# Task statement:
List every line below containing "result".
* * * * * * *
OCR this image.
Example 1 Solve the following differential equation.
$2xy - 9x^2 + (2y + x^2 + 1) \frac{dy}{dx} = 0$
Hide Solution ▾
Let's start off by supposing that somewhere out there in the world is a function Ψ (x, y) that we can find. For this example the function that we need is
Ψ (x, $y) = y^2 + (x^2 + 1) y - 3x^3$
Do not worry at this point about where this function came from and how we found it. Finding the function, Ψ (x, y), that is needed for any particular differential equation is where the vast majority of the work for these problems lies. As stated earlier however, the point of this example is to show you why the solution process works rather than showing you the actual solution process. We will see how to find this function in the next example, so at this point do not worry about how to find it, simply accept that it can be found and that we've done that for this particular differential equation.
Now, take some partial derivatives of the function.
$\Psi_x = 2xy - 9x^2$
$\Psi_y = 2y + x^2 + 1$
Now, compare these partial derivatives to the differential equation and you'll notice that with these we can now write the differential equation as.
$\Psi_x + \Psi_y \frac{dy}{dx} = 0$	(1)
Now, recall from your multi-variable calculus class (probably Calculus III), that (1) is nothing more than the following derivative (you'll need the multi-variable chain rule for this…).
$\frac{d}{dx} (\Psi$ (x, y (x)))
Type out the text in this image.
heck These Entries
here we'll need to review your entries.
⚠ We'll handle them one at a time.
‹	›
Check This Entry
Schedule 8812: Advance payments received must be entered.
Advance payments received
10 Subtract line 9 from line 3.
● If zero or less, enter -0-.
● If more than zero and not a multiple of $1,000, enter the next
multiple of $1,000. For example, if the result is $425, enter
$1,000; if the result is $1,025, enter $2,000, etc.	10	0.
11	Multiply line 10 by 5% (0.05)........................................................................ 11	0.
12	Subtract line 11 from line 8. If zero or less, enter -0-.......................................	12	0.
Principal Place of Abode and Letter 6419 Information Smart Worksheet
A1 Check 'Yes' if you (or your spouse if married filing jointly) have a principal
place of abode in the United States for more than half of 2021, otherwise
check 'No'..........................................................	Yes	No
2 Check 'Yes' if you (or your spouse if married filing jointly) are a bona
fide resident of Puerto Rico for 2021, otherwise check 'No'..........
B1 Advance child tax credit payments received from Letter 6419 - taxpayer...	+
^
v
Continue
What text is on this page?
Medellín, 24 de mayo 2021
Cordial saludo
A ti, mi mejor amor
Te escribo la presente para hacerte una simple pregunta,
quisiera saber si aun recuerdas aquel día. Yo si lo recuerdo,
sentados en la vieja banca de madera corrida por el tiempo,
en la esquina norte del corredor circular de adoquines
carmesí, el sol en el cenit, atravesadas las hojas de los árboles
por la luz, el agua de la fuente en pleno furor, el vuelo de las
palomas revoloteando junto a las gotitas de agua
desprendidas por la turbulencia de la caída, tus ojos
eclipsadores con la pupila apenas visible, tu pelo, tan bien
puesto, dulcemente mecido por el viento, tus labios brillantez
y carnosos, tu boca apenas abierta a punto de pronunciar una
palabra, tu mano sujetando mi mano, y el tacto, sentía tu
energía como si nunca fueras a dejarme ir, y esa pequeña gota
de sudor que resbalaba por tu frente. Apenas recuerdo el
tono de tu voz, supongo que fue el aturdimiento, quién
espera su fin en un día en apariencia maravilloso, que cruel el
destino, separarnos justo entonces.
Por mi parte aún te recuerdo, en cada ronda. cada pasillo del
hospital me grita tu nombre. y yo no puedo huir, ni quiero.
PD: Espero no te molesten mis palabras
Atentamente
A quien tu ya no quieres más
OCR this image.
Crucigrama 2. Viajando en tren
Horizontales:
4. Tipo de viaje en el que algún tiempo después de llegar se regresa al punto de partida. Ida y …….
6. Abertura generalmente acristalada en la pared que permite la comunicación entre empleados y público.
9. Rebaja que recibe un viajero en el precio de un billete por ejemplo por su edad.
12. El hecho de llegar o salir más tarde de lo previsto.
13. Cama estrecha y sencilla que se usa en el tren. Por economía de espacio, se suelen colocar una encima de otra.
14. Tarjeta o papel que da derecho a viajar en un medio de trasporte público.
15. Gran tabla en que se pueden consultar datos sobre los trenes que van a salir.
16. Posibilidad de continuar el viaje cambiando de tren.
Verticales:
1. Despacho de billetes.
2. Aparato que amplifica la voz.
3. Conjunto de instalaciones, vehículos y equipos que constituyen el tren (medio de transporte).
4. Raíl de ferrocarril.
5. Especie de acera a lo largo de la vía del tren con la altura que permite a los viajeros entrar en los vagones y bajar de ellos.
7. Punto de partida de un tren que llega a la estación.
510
* * * * * * *
# Output of the exercise:
multiple of $1,000. For example, if the result is $425, enter
$1,000; if the result is $1,025, enter $2,000, etc.	10	0.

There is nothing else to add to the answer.